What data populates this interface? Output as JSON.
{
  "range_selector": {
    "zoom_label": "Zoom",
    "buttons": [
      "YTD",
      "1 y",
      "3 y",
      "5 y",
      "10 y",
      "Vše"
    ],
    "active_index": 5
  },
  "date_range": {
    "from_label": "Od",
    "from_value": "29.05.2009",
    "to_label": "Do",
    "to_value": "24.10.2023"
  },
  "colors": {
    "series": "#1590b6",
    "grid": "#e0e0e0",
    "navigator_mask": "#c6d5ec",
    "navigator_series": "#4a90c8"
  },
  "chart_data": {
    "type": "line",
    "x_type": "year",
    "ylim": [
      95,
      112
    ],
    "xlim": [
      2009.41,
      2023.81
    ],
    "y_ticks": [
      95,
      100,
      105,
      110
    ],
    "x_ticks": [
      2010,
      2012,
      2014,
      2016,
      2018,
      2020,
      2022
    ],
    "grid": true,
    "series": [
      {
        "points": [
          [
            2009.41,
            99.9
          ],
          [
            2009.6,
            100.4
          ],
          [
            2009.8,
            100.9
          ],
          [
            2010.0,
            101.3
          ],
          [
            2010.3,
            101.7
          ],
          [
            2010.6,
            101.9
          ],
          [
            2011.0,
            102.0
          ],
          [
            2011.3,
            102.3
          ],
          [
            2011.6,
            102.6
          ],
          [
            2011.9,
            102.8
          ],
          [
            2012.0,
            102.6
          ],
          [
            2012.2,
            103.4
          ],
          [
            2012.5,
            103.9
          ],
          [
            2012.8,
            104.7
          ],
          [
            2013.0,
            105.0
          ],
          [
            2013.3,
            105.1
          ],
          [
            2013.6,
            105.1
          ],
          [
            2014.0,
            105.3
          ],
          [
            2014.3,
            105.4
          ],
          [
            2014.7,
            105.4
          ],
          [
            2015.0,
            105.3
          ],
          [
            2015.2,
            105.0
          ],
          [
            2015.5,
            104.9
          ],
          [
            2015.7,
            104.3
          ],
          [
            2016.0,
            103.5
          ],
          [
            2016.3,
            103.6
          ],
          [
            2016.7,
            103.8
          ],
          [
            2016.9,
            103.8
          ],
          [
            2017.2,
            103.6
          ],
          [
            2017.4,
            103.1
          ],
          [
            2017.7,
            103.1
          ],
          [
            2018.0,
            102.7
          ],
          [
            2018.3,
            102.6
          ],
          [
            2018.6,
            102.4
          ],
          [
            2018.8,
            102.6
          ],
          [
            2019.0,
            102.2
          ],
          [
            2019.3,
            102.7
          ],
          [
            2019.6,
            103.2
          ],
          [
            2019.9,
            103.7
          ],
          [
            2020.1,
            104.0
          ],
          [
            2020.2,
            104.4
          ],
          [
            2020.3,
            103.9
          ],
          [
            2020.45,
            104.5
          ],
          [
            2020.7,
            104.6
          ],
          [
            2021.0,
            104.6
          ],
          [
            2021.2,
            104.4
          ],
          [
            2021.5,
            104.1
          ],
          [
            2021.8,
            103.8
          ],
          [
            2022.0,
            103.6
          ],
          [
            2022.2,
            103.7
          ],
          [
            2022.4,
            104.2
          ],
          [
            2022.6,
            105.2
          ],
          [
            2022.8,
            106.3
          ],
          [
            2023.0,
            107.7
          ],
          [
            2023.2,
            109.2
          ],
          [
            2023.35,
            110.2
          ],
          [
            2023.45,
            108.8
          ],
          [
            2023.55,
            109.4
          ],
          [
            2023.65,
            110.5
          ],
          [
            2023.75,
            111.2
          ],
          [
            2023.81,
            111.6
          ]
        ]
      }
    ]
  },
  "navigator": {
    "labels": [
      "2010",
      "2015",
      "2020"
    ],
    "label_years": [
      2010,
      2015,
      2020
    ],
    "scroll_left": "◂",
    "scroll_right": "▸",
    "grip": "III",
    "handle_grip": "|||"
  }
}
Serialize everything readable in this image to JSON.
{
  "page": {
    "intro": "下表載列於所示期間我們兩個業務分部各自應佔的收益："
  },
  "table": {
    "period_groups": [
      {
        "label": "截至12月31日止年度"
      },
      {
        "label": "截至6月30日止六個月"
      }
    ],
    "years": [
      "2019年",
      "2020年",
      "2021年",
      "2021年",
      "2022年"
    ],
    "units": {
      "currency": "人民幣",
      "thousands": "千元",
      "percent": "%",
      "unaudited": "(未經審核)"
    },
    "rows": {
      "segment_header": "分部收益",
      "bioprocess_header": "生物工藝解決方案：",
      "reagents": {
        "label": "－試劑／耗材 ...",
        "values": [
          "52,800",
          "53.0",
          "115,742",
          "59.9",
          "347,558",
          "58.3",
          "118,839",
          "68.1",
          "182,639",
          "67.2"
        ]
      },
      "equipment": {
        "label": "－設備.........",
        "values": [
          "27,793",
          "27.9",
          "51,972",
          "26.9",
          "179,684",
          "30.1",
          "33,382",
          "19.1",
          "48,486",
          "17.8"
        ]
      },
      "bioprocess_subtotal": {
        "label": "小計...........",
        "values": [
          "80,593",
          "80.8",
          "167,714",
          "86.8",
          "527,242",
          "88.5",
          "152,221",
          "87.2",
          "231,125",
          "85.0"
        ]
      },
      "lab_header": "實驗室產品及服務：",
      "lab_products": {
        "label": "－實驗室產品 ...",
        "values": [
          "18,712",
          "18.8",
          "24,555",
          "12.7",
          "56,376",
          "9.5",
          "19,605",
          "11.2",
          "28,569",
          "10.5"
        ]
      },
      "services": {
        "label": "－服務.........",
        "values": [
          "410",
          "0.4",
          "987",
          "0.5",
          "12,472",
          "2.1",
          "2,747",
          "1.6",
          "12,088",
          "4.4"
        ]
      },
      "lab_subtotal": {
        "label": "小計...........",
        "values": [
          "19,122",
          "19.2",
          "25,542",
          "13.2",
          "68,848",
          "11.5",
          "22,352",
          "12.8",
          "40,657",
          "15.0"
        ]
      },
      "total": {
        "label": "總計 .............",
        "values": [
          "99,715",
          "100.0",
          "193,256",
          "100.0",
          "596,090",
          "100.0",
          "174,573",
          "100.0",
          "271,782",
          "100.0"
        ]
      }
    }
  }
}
· · · · · · ·
## WHAT IS NEEDED
Give back the whole listing exactly as it reads.

## RESULT FOR THIS EXERCISE
What data populates this interface? Output as JSON.
{
  "range_selector": {
    "zoom_label": "Zoom",
    "buttons": [
      "YTD",
      "1 y",
      "3 y",
      "5 y",
      "10 y",
      "Vše"
    ],
    "active_index": 5
  },
  "date_range": {
    "from_label": "Od",
    "from_value": "29.05.2009",
    "to_label": "Do",
    "to_value": "24.10.2023"
  },
  "colors": {
    "series": "#1590b6",
    "grid": "#e0e0e0",
    "navigator_mask": "#c6d5ec",
    "navigator_series": "#4a90c8"
  },
  "chart_data": {
    "type": "line",
    "x_type": "year",
    "ylim": [
      95,
      112
    ],
    "xlim": [
      2009.41,
      2023.81
    ],
    "y_ticks": [
      95,
      100,
      105,
      110
    ],
    "x_ticks": [
      2010,
      2012,
      2014,
      2016,
      2018,
      2020,
      2022
    ],
    "grid": true,
    "series": [
      {
        "points": [
          [
            2009.41,
            99.9
          ],
          [
            2009.6,
            100.4
          ],
          [
            2009.8,
            100.9
          ],
          [
            2010.0,
            101.3
          ],
          [
            2010.3,
            101.7
          ],
          [
            2010.6,
            101.9
          ],
          [
            2011.0,
            102.0
          ],
          [
            2011.3,
            102.3
          ],
          [
            2011.6,
            102.6
          ],
          [
            2011.9,
            102.8
          ],
          [
            2012.0,
            102.6
          ],
          [
            2012.2,
            103.4
          ],
          [
            2012.5,
            103.9
          ],
          [
            2012.8,
            104.7
          ],
          [
            2013.0,
            105.0
          ],
          [
            2013.3,
            105.1
          ],
          [
            2013.6,
            105.1
          ],
          [
            2014.0,
            105.3
          ],
          [
            2014.3,
            105.4
          ],
          [
            2014.7,
            105.4
          ],
          [
            2015.0,
            105.3
          ],
          [
            2015.2,
            105.0
          ],
          [
            2015.5,
            104.9
          ],
          [
            2015.7,
            104.3
          ],
          [
            2016.0,
            103.5
          ],
          [
            2016.3,
            103.6
          ],
          [
            2016.7,
            103.8
          ],
          [
            2016.9,
            103.8
          ],
          [
            2017.2,
            103.6
          ],
          [
            2017.4,
            103.1
          ],
          [
            2017.7,
            103.1
          ],
          [
            2018.0,
            102.7
          ],
          [
            2018.3,
            102.6
          ],
          [
            2018.6,
            102.4
          ],
          [
            2018.8,
            102.6
          ],
          [
            2019.0,
            102.2
          ],
          [
            2019.3,
            102.7
          ],
          [
            2019.6,
            103.2
          ],
          [
            2019.9,
            103.7
          ],
          [
            2020.1,
            104.0
          ],
          [
            2020.2,
            104.4
          ],
          [
            2020.3,
            103.9
          ],
          [
            2020.45,
            104.5
          ],
          [
            2020.7,
            104.6
          ],
          [
            2021.0,
            104.6
          ],
          [
            2021.2,
            104.4
          ],
          [
            2021.5,
            104.1
          ],
          [
            2021.8,
            103.8
          ],
          [
            2022.0,
            103.6
          ],
          [
            2022.2,
            103.7
          ],
          [
            2022.4,
            104.2
          ],
          [
            2022.6,
            105.2
          ],
          [
            2022.8,
            106.3
          ],
          [
            2023.0,
            107.7
          ],
          [
            2023.2,
            109.2
          ],
          [
            2023.35,
            110.2
          ],
          [
            2023.45,
            108.8
          ],
          [
            2023.55,
            109.4
          ],
          [
            2023.65,
            110.5
          ],
          [
            2023.75,
            111.2
          ],
          [
            2023.81,
            111.6
          ]
        ]
      }
    ]
  },
  "navigator": {
    "labels": [
      "2010",
      "2015",
      "2020"
    ],
    "label_years": [
      2010,
      2015,
      2020
    ],
    "scroll_left": "◂",
    "scroll_right": "▸",
    "grip": "III",
    "handle_grip": "|||"
  }
}
Serialize everything readable in this image to JSON.
{
  "page": {
    "intro": "下表載列於所示期間我們兩個業務分部各自應佔的收益："
  },
  "table": {
    "period_groups": [
      {
        "label": "截至12月31日止年度"
      },
      {
        "label": "截至6月30日止六個月"
      }
    ],
    "years": [
      "2019年",
      "2020年",
      "2021年",
      "2021年",
      "2022年"
    ],
    "units": {
      "currency": "人民幣",
      "thousands": "千元",
      "percent": "%",
      "unaudited": "(未經審核)"
    },
    "rows": {
      "segment_header": "分部收益",
      "bioprocess_header": "生物工藝解決方案：",
      "reagents": {
        "label": "－試劑／耗材 ...",
        "values": [
          "52,800",
          "53.0",
          "115,742",
          "59.9",
          "347,558",
          "58.3",
          "118,839",
          "68.1",
          "182,639",
          "67.2"
        ]
      },
      "equipment": {
        "label": "－設備.........",
        "values": [
          "27,793",
          "27.9",
          "51,972",
          "26.9",
          "179,684",
          "30.1",
          "33,382",
          "19.1",
          "48,486",
          "17.8"
        ]
      },
      "bioprocess_subtotal": {
        "label": "小計...........",
        "values": [
          "80,593",
          "80.8",
          "167,714",
          "86.8",
          "527,242",
          "88.5",
          "152,221",
          "87.2",
          "231,125",
          "85.0"
        ]
      },
      "lab_header": "實驗室產品及服務：",
      "lab_products": {
        "label": "－實驗室產品 ...",
        "values": [
          "18,712",
          "18.8",
          "24,555",
          "12.7",
          "56,376",
          "9.5",
          "19,605",
          "11.2",
          "28,569",
          "10.5"
        ]
      },
      "services": {
        "label": "－服務.........",
        "values": [
          "410",
          "0.4",
          "987",
          "0.5",
          "12,472",
          "2.1",
          "2,747",
          "1.6",
          "12,088",
          "4.4"
        ]
      },
      "lab_subtotal": {
        "label": "小計...........",
        "values": [
          "19,122",
          "19.2",
          "25,542",
          "13.2",
          "68,848",
          "11.5",
          "22,352",
          "12.8",
          "40,657",
          "15.0"
        ]
      },
      "total": {
        "label": "總計 .............",
        "values": [
          "99,715",
          "100.0",
          "193,256",
          "100.0",
          "596,090",
          "100.0",
          "174,573",
          "100.0",
          "271,782",
          "100.0"
        ]
      }
    }
  }
}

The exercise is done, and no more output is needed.